### INSTRUCTIONS FOR THE TASK
Give the number of lines containing the word "right", and nothing else.

=======

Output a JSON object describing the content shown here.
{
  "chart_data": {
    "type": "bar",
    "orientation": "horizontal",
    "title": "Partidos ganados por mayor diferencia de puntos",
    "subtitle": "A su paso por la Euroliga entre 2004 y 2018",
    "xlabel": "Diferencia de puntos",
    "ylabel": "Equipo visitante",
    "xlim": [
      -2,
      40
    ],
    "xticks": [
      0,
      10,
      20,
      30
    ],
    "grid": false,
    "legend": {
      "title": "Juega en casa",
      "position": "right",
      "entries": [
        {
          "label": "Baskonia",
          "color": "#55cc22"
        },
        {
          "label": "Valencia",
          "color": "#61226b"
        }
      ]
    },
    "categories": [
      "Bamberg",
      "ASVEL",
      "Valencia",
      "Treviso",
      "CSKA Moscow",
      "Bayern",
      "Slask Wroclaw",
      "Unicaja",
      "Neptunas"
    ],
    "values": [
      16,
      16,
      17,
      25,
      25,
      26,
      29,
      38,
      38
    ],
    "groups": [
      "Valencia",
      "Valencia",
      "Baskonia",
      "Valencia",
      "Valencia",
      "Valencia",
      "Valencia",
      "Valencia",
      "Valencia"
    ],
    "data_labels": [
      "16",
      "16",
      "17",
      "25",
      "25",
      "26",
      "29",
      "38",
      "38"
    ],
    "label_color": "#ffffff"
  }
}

=======

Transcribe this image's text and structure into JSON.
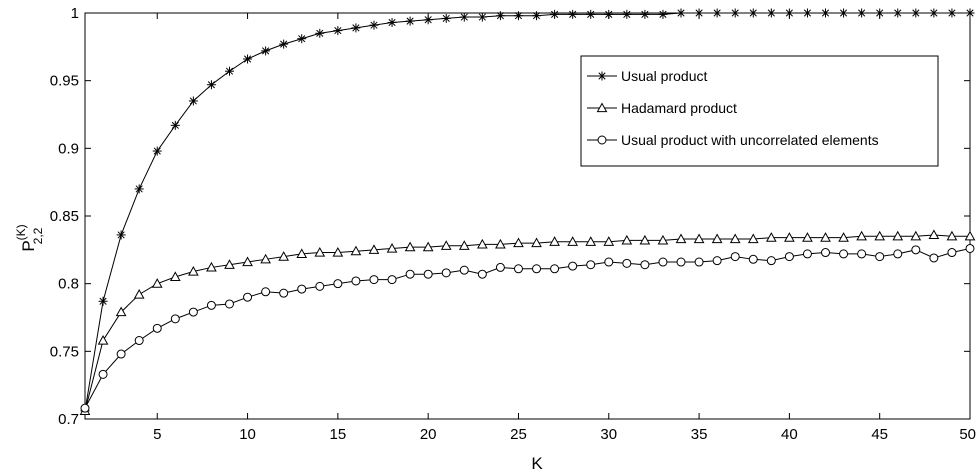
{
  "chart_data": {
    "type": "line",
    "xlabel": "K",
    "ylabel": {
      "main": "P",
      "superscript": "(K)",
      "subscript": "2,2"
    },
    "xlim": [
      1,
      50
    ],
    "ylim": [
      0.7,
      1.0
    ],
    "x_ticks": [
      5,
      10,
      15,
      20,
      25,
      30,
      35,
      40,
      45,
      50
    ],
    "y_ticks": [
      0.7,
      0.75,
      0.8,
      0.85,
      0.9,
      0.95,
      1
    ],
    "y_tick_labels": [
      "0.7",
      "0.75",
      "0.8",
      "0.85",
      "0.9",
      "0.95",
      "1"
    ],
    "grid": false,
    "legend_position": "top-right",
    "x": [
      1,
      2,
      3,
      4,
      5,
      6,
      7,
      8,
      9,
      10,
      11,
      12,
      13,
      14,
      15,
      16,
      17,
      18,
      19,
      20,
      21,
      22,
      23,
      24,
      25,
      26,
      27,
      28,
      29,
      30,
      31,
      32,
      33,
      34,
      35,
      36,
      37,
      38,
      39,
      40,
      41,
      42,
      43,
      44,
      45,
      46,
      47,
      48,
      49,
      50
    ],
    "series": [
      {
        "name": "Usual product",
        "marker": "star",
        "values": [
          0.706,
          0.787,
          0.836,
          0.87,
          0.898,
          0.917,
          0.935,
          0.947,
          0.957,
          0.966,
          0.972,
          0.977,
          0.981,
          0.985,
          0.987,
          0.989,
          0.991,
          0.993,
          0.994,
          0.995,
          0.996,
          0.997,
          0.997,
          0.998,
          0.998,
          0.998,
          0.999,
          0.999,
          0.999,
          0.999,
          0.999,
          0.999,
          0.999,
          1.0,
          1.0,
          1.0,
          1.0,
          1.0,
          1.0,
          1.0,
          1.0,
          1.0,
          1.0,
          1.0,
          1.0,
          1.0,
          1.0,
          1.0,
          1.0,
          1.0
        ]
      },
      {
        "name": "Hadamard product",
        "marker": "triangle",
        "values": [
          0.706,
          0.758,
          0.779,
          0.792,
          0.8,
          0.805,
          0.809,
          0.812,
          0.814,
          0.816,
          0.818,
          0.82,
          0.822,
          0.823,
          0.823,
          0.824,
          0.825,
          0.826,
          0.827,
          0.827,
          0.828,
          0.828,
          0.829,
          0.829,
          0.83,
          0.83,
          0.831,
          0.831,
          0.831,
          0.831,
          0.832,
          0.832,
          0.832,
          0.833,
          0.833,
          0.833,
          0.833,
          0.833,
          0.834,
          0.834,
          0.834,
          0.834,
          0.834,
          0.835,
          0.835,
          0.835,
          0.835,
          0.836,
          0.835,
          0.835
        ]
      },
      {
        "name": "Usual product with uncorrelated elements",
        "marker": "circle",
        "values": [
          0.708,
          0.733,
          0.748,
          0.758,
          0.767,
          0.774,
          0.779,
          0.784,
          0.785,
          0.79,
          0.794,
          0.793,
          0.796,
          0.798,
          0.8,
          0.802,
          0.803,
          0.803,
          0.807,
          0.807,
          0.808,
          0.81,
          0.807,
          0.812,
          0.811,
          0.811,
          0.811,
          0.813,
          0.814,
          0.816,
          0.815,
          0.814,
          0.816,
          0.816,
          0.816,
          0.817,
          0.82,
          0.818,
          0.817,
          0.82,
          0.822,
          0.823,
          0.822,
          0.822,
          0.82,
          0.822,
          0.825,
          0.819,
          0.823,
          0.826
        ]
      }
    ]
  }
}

=======

### TASK RESPONSE
2